(Dataset entries)
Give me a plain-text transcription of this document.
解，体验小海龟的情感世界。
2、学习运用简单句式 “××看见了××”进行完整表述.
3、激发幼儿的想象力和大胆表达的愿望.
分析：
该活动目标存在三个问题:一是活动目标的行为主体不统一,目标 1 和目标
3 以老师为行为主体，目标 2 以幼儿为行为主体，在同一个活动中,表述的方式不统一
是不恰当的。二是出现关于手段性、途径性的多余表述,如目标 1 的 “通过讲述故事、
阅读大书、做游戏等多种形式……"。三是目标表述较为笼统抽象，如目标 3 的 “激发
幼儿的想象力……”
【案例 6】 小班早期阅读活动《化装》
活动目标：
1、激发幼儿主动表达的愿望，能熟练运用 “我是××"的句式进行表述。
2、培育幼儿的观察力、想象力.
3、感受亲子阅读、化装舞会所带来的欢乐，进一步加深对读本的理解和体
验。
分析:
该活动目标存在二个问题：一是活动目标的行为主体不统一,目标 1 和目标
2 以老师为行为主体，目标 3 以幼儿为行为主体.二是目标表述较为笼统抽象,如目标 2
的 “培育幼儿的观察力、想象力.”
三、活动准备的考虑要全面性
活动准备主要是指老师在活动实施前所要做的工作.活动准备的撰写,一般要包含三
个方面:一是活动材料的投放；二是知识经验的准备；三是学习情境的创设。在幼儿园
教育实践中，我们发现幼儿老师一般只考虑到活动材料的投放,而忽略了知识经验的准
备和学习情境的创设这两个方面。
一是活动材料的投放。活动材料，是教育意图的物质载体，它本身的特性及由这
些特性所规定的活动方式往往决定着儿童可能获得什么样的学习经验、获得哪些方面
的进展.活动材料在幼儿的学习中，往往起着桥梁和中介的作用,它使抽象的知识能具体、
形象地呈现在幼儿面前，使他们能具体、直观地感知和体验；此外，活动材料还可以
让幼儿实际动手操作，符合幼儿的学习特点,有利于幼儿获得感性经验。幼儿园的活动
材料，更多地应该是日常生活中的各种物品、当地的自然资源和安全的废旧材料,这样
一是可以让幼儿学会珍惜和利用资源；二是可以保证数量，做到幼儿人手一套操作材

▶ _YOUR OBJECTIVE_: Filter the listing for the word "一是活动目标的行为主体不统一" and copy every line that holds it.

▶ _TASK RESPONSE_:
该活动目标存在三个问题:一是活动目标的行为主体不统一,目标 1 和目标
该活动目标存在二个问题：一是活动目标的行为主体不统一,目标 1 和目标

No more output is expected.